### WHAT YOU HAVE TO DO
Go through the lines below. Copy those with "Pressure".

### INPUT MATERIAL
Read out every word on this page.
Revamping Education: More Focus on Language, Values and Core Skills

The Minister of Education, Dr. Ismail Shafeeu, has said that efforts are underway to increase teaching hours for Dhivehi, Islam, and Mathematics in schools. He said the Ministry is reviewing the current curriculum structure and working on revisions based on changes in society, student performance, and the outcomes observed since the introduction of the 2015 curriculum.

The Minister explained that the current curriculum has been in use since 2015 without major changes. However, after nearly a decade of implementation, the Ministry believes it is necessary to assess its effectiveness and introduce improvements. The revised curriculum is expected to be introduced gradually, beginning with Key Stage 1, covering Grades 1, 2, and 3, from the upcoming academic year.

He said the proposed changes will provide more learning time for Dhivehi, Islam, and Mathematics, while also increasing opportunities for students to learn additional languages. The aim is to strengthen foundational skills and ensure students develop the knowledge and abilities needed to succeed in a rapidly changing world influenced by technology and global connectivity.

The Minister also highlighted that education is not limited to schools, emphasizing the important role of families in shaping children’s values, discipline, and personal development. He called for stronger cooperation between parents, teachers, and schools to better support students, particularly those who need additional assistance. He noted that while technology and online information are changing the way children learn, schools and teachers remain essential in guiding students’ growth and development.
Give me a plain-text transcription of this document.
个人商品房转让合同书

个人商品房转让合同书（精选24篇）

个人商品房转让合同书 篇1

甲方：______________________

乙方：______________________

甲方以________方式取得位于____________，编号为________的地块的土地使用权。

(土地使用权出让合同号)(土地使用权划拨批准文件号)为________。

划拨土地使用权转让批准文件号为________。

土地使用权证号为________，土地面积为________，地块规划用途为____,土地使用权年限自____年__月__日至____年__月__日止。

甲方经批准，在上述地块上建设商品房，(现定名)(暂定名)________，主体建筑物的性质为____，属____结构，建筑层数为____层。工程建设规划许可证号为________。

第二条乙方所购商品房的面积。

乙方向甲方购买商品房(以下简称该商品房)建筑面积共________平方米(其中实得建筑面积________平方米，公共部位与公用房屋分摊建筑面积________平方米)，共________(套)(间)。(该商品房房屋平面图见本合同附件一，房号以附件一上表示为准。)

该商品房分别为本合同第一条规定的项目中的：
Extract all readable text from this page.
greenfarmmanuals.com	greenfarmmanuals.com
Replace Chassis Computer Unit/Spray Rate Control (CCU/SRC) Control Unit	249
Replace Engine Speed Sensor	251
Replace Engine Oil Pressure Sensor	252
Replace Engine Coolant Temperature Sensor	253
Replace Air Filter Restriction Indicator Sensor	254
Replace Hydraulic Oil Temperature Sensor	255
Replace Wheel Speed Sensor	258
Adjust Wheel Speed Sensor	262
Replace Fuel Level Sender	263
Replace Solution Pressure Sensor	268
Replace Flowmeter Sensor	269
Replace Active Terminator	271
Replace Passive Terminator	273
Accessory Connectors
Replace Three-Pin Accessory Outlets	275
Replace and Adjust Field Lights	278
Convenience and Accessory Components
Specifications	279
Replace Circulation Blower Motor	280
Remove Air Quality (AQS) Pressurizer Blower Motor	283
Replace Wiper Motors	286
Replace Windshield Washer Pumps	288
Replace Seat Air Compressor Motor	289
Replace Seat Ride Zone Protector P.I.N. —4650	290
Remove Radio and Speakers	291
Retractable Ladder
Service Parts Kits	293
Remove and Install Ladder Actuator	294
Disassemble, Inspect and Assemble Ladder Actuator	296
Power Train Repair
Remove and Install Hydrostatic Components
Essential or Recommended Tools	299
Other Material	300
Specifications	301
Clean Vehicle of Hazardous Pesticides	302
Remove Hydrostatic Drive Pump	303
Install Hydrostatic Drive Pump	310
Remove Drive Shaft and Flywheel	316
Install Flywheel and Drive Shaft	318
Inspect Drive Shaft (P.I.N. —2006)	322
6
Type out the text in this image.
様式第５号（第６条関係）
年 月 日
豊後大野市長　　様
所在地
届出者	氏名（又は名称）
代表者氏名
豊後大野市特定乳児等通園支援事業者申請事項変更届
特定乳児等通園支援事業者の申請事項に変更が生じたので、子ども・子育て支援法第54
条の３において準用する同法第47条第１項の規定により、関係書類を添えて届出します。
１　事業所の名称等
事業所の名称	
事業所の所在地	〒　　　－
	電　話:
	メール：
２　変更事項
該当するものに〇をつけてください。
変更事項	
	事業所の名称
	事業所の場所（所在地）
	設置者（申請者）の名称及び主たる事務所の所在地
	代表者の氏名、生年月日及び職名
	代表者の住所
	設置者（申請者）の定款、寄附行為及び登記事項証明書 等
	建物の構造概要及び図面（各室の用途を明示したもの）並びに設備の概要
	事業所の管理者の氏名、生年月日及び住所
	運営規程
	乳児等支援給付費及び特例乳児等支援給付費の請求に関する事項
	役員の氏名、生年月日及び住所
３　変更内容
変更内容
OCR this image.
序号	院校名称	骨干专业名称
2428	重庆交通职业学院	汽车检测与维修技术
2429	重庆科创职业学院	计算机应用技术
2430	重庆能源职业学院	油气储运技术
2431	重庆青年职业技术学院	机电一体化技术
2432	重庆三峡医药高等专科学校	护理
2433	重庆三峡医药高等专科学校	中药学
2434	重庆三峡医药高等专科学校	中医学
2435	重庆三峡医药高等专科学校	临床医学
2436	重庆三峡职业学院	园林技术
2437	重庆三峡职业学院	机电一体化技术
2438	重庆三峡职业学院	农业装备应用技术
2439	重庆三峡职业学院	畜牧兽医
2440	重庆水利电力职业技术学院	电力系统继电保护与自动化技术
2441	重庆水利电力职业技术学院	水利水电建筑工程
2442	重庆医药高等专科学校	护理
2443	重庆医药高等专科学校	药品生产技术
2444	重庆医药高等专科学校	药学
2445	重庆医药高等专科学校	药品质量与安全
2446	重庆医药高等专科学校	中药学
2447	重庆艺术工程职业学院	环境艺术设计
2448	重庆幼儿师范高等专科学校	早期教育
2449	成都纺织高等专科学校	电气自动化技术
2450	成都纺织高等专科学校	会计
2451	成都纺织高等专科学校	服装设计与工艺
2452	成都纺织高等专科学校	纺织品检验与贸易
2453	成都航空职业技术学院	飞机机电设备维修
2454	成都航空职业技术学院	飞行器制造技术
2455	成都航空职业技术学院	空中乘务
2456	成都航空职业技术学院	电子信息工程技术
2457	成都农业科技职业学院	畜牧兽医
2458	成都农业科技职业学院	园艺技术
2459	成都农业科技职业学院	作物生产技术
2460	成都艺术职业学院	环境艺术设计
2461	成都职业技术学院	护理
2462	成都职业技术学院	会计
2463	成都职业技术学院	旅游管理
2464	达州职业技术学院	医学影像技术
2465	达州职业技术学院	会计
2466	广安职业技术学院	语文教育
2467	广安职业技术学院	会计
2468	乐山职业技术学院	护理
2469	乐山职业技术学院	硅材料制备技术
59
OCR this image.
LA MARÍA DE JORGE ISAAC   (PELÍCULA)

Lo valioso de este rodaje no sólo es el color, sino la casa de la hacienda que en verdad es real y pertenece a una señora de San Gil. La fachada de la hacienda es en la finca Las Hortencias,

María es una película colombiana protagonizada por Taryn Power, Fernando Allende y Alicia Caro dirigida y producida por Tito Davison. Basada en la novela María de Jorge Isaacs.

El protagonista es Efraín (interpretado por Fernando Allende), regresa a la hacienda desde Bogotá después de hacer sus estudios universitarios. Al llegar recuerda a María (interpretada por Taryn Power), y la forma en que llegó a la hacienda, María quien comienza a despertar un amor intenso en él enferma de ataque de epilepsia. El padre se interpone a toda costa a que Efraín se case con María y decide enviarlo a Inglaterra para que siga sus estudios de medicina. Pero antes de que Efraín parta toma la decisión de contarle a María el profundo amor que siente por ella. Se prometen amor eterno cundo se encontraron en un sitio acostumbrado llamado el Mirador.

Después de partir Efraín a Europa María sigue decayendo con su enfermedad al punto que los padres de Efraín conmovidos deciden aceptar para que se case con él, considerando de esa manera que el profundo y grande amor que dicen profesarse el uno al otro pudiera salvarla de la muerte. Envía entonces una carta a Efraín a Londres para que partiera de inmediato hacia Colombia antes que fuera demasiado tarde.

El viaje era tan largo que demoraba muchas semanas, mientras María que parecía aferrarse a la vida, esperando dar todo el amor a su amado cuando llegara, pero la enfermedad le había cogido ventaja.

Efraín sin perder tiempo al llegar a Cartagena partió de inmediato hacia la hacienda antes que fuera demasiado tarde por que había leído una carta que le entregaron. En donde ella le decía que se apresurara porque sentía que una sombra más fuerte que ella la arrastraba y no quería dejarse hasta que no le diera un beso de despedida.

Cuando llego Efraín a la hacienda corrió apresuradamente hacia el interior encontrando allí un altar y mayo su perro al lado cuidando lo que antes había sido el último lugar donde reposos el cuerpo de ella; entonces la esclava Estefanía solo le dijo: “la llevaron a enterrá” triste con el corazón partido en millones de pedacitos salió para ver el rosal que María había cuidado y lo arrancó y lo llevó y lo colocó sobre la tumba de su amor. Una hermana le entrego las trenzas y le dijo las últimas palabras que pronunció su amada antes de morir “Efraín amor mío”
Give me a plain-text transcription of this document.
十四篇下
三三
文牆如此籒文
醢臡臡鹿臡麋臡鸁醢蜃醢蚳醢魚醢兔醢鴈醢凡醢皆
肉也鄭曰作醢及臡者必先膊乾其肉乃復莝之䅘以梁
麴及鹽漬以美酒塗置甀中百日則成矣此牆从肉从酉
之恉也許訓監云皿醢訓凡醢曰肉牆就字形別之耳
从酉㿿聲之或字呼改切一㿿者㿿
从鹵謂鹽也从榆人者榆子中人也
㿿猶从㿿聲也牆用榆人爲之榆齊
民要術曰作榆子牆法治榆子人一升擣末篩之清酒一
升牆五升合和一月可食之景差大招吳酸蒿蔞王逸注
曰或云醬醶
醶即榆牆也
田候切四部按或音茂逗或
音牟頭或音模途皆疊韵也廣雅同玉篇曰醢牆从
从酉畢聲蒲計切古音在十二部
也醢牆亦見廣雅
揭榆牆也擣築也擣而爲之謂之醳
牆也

### EXERCISE ANSWER
Replace Engine Oil Pressure Sensor	252
Replace Solution Pressure Sensor	268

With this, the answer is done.